▶ EXERCISE GOAL: The entries are to be returned exactly, with images left out.

>>

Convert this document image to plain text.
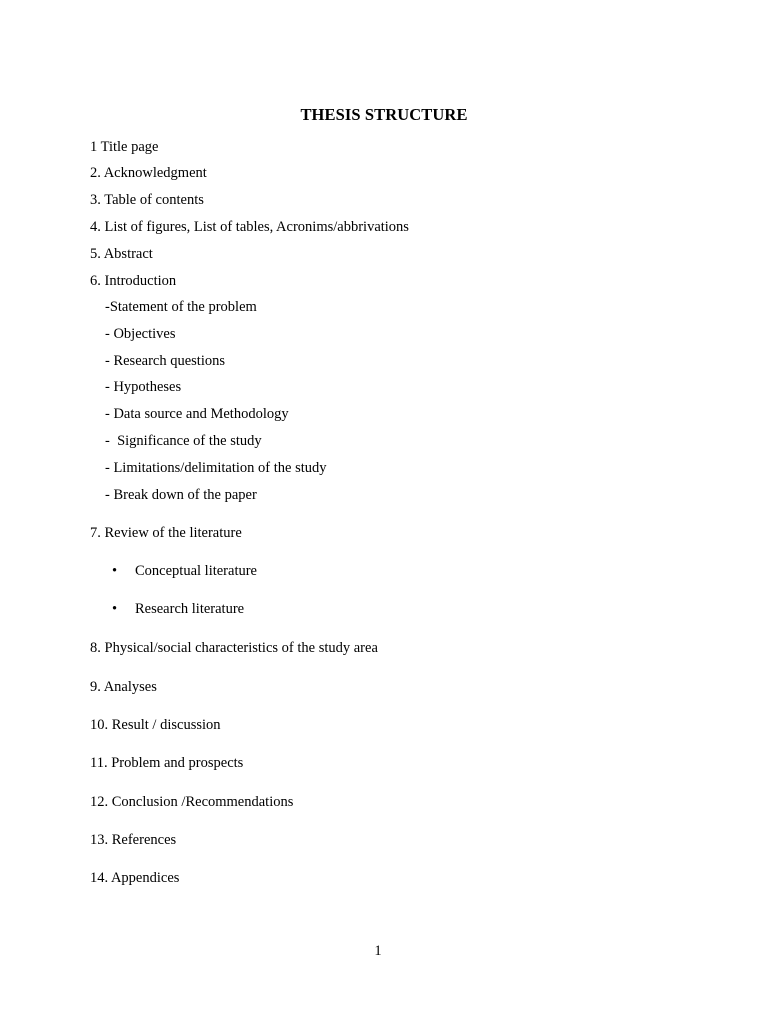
THESIS STRUCTURE
1 Title page
2. Acknowledgment
3. Table of contents
4. List of figures, List of tables, Acronims/abbrivations
5. Abstract
6. Introduction
-Statement of the problem
- Objectives
- Research questions
- Hypotheses
- Data source and Methodology
-  Significance of the study
- Limitations/delimitation of the study
- Break down of the paper
7. Review of the literature
• Conceptual literature
• Research literature
8. Physical/social characteristics of the study area
9. Analyses
10. Result / discussion
11. Problem and prospects
12. Conclusion /Recommendations
13. References
14. Appendices
1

<<

▶ RIGHT ANSWER:
Convert this document image to plain text.
THESIS STRUCTURE
1 Title page
2. Acknowledgment
3. Table of contents
4. List of figures, List of tables, Acronims/abbrivations
5. Abstract
6. Introduction
-Statement of the problem
- Objectives
- Research questions
- Hypotheses
- Data source and Methodology
-  Significance of the study
- Limitations/delimitation of the study
- Break down of the paper
7. Review of the literature
• Conceptual literature
• Research literature
8. Physical/social characteristics of the study area
9. Analyses
10. Result / discussion
11. Problem and prospects
12. Conclusion /Recommendations
13. References
14. Appendices
1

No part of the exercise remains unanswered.